● Records provided
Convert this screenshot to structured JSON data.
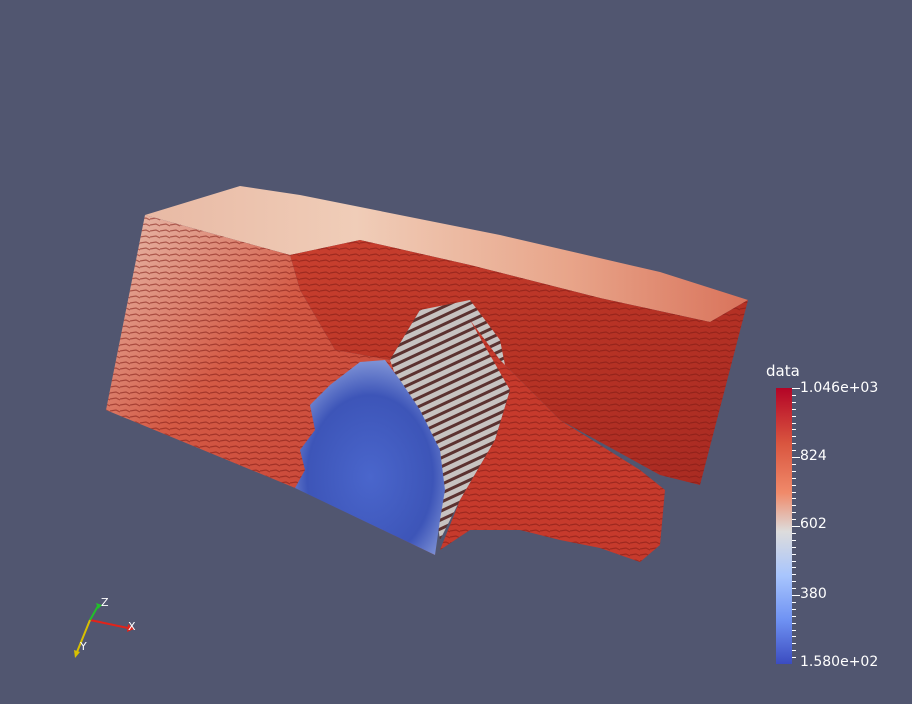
{
  "colorbar": {
    "title": "data",
    "max_label": "1.046e+03",
    "t1": "824",
    "t2": "602",
    "t3": "380",
    "min_label": "1.580e+02",
    "range": [
      158,
      1046
    ],
    "colormap": [
      "#b40426",
      "#dddcdc",
      "#3b4cc0"
    ]
  },
  "axes": {
    "x_label": "X",
    "y_label": "Y",
    "z_label": "Z",
    "x_color": "#e2231a",
    "y_color": "#d8c000",
    "z_color": "#22c02a"
  }
}
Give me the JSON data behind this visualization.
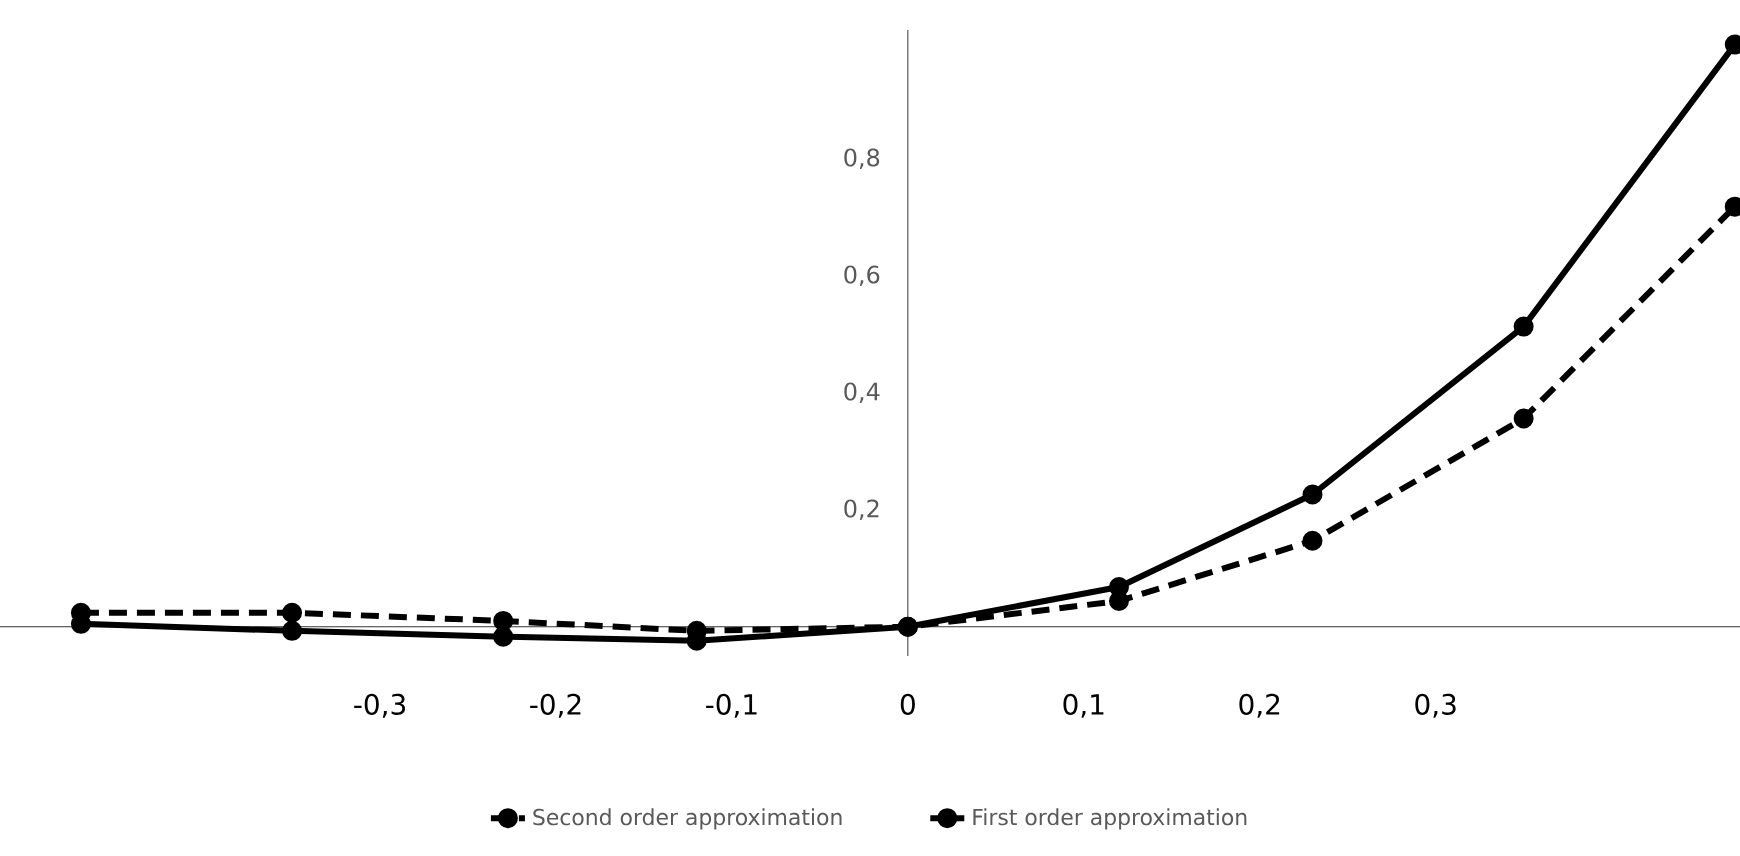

● Problem description
All of the lines above should be retyped precisely, apart from the pictures.

● Response
Convert this screenshot to structured JSON data.
{
  "colorbar": {
    "title": "data",
    "max_label": "1.046e+03",
    "t1": "824",
    "t2": "602",
    "t3": "380",
    "min_label": "1.580e+02",
    "range": [
      158,
      1046
    ],
    "colormap": [
      "#b40426",
      "#dddcdc",
      "#3b4cc0"
    ]
  },
  "axes": {
    "x_label": "X",
    "y_label": "Y",
    "z_label": "Z",
    "x_color": "#e2231a",
    "y_color": "#d8c000",
    "z_color": "#22c02a"
  }
}
Give me the JSON data behind this visualization.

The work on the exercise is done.